# YOUR OBJECTIVE
Find the lines holding the string "this" in the data, then copy all of them.
■ ■ ■ ■ ■ ■ ■
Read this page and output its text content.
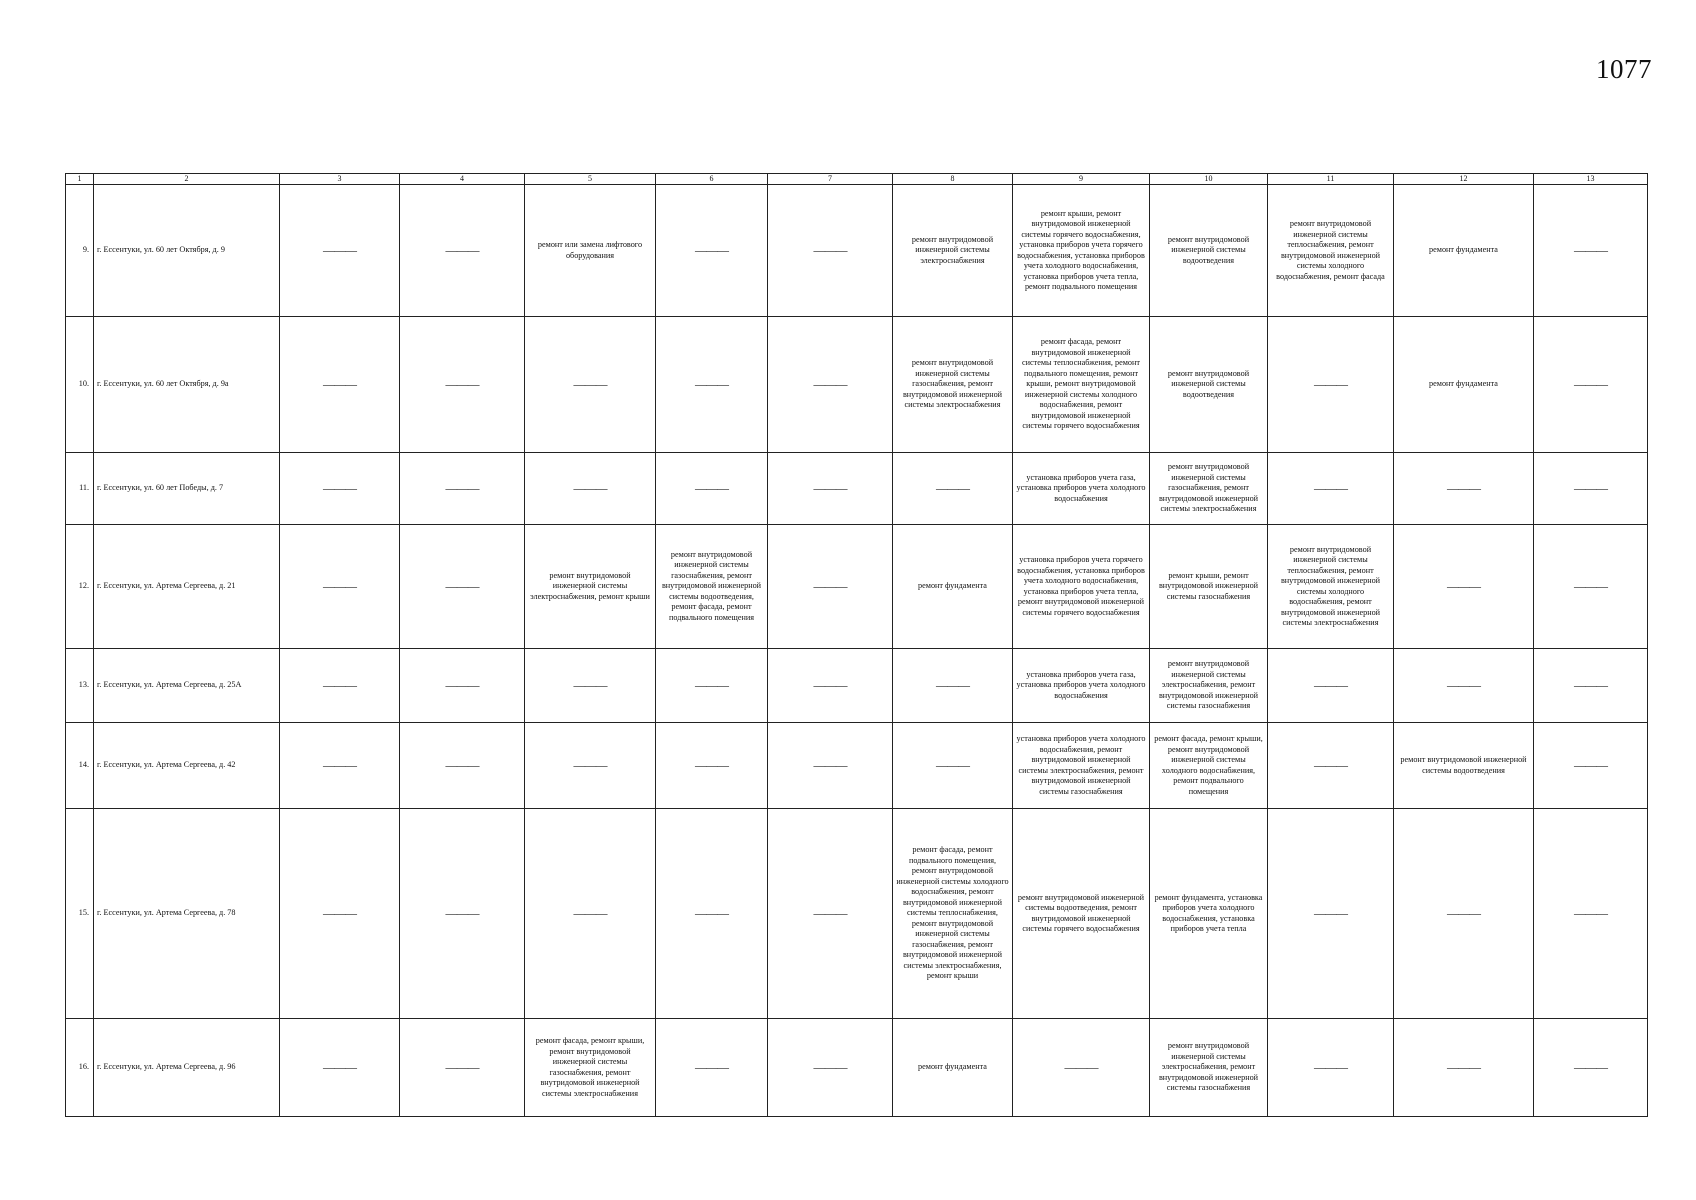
1077
1	2	3	4	5	6	7	8	9	10	11	12	13
9.	г. Ессентуки, ул. 60 лет Октября, д. 9	———	———	ремонт или замена лифтового оборудования	———	———	ремонт внутридомовой инженерной системы электроснабжения	ремонт крыши, ремонт внутридомовой инженерной системы горячего водоснабжения, установка приборов учета горячего водоснабжения, установка приборов учета холодного водоснабжения, установка приборов учета тепла, ремонт подвального помещения	ремонт внутридомовой инженерной системы водоотведения	ремонт внутридомовой инженерной системы теплоснабжения, ремонт внутридомовой инженерной системы холодного водоснабжения, ремонт фасада	ремонт фундамента	———
10.	г. Ессентуки, ул. 60 лет Октября, д. 9а	———	———	———	———	———	ремонт внутридомовой инженерной системы газоснабжения, ремонт внутридомовой инженерной системы электроснабжения	ремонт фасада, ремонт внутридомовой инженерной системы теплоснабжения, ремонт подвального помещения, ремонт крыши, ремонт внутридомовой инженерной системы холодного водоснабжения, ремонт внутридомовой инженерной системы горячего водоснабжения	ремонт внутридомовой инженерной системы водоотведения	———	ремонт фундамента	———
11.	г. Ессентуки, ул. 60 лет Победы, д. 7	———	———	———	———	———	———	установка приборов учета газа, установка приборов учета холодного водоснабжения	ремонт внутридомовой инженерной системы газоснабжения, ремонт внутридомовой инженерной системы электроснабжения	———	———	———
12.	г. Ессентуки, ул. Артема Сергеева, д. 21	———	———	ремонт внутридомовой инженерной системы электроснабжения, ремонт крыши	ремонт внутридомовой инженерной системы газоснабжения, ремонт внутридомовой инженерной системы водоотведения, ремонт фасада, ремонт подвального помещения	———	ремонт фундамента	установка приборов учета горячего водоснабжения, установка приборов учета холодного водоснабжения, установка приборов учета тепла, ремонт внутридомовой инженерной системы горячего водоснабжения	ремонт крыши, ремонт внутридомовой инженерной системы газоснабжения	ремонт внутридомовой инженерной системы теплоснабжения, ремонт внутридомовой инженерной системы холодного водоснабжения, ремонт внутридомовой инженерной системы электроснабжения	———	———
13.	г. Ессентуки, ул. Артема Сергеева, д. 25А	———	———	———	———	———	———	установка приборов учета газа, установка приборов учета холодного водоснабжения	ремонт внутридомовой инженерной системы электроснабжения, ремонт внутридомовой инженерной системы газоснабжения	———	———	———
14.	г. Ессентуки, ул. Артема Сергеева, д. 42	———	———	———	———	———	———	установка приборов учета холодного водоснабжения, ремонт внутридомовой инженерной системы электроснабжения, ремонт внутридомовой инженерной системы газоснабжения	ремонт фасада, ремонт крыши, ремонт внутридомовой инженерной системы холодного водоснабжения, ремонт подвального помещения	———	ремонт внутридомовой инженерной системы водоотведения	———
15.	г. Ессентуки, ул. Артема Сергеева, д. 78	———	———	———	———	———	ремонт фасада, ремонт подвального помещения, ремонт внутридомовой инженерной системы холодного водоснабжения, ремонт внутридомовой инженерной системы теплоснабжения, ремонт внутридомовой инженерной системы газоснабжения, ремонт внутридомовой инженерной системы электроснабжения, ремонт крыши	ремонт внутридомовой инженерной системы водоотведения, ремонт внутридомовой инженерной системы горячего водоснабжения	ремонт фундамента, установка приборов учета холодного водоснабжения, установка приборов учета тепла	———	———	———
16.	г. Ессентуки, ул. Артема Сергеева, д. 96	———	———	ремонт фасада, ремонт крыши, ремонт внутридомовой инженерной системы газоснабжения, ремонт внутридомовой инженерной системы электроснабжения	———	———	ремонт фундамента	———	ремонт внутридомовой инженерной системы электроснабжения, ремонт внутридомовой инженерной системы газоснабжения	———	———	———
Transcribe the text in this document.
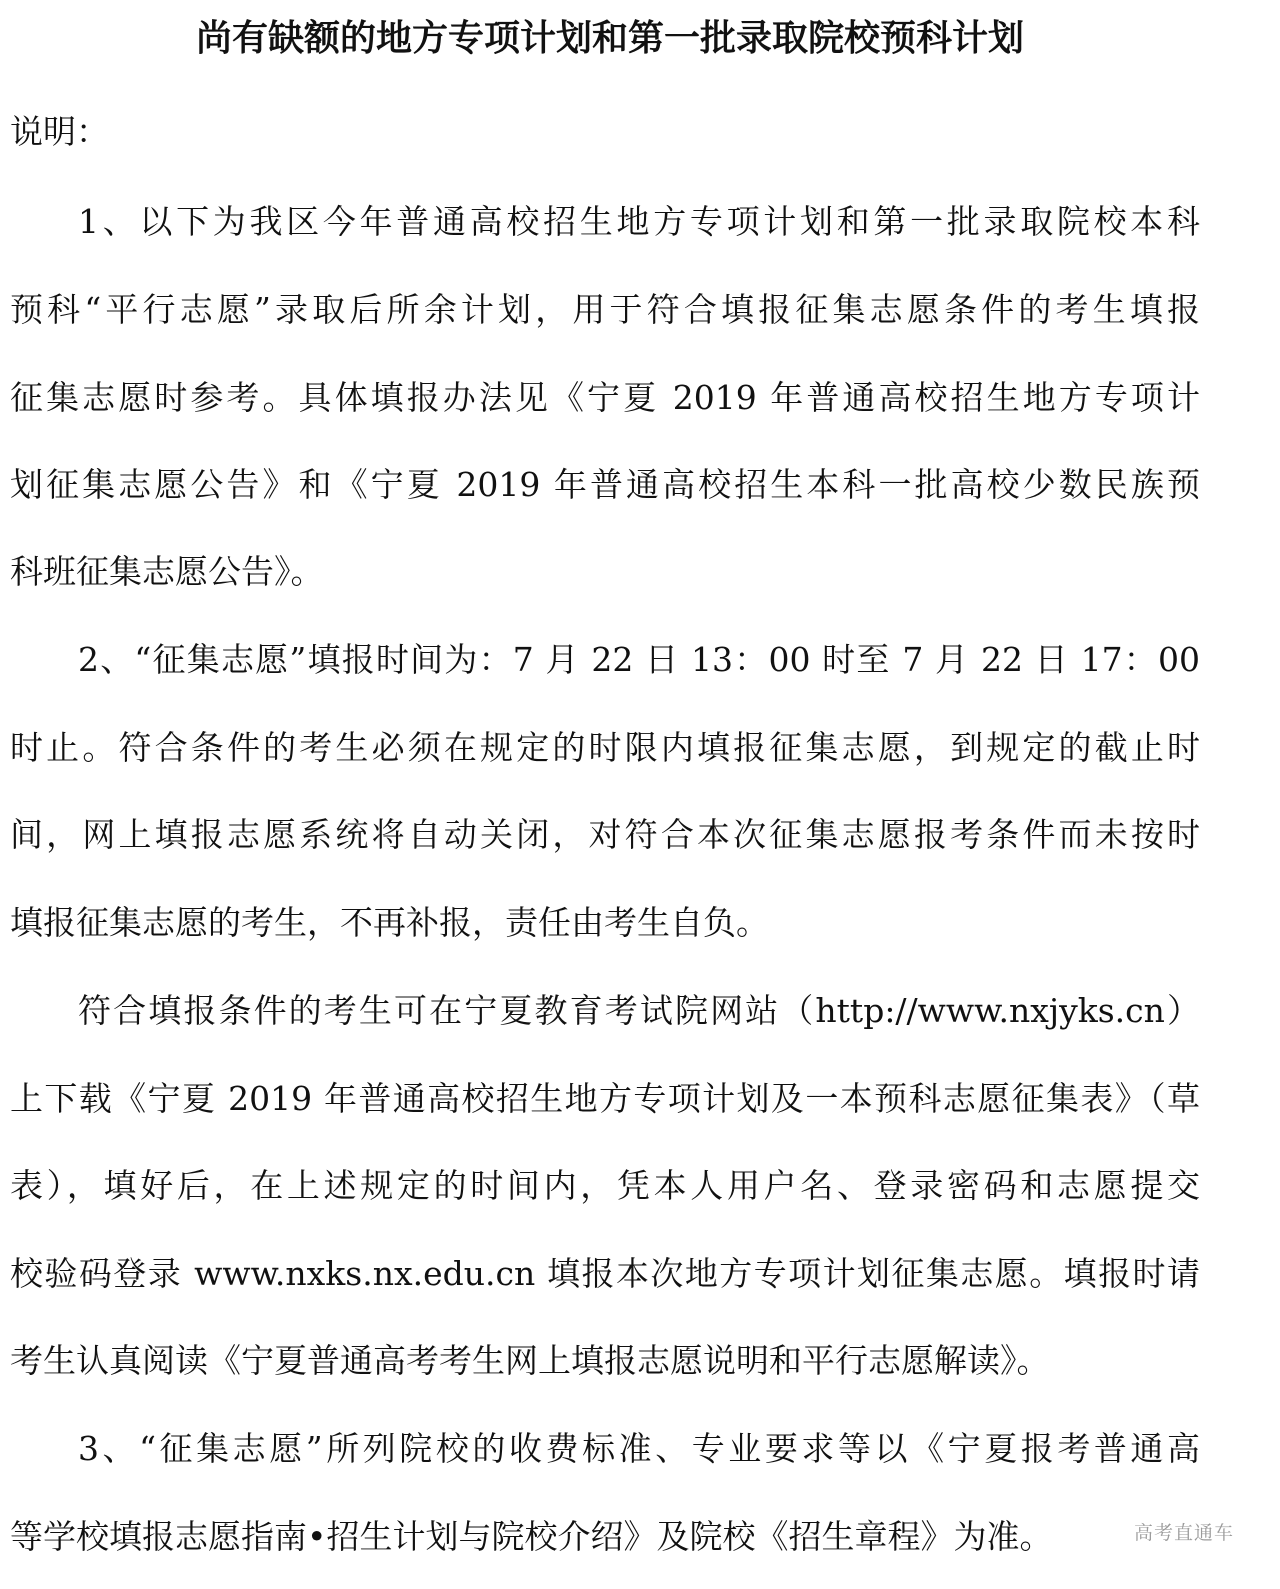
尚有缺额的地方专项计划和第一批录取院校预科计划

说明：

1、以下为我区今年普通高校招生地方专项计划和第一批录取院校本科

预科“平行志愿”录取后所余计划，用于符合填报征集志愿条件的考生填报

征集志愿时参考。具体填报办法见《宁夏 2019 年普通高校招生地方专项计

划征集志愿公告》和《宁夏 2019 年普通高校招生本科一批高校少数民族预

科班征集志愿公告》。

2、“征集志愿”填报时间为：7 月 22 日 13：00 时至 7 月 22 日 17：00

时止。符合条件的考生必须在规定的时限内填报征集志愿，到规定的截止时

间，网上填报志愿系统将自动关闭，对符合本次征集志愿报考条件而未按时

填报征集志愿的考生，不再补报，责任由考生自负。

符合填报条件的考生可在宁夏教育考试院网站（http://www.nxjyks.cn）

上下载《宁夏 2019 年普通高校招生地方专项计划及一本预科志愿征集表》（草

表），填好后，在上述规定的时间内，凭本人用户名、登录密码和志愿提交

校验码登录 www.nxks.nx.edu.cn 填报本次地方专项计划征集志愿。填报时请

考生认真阅读《宁夏普通高考考生网上填报志愿说明和平行志愿解读》。

3、“征集志愿”所列院校的收费标准、专业要求等以《宁夏报考普通高

等学校填报志愿指南•招生计划与院校介绍》及院校《招生章程》为准。	高考直通车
■ ■ ■ ■ ■ ■ ■
# EXERCISE ANSWER
Read this page and output its text content.
Transcribe the text in this document.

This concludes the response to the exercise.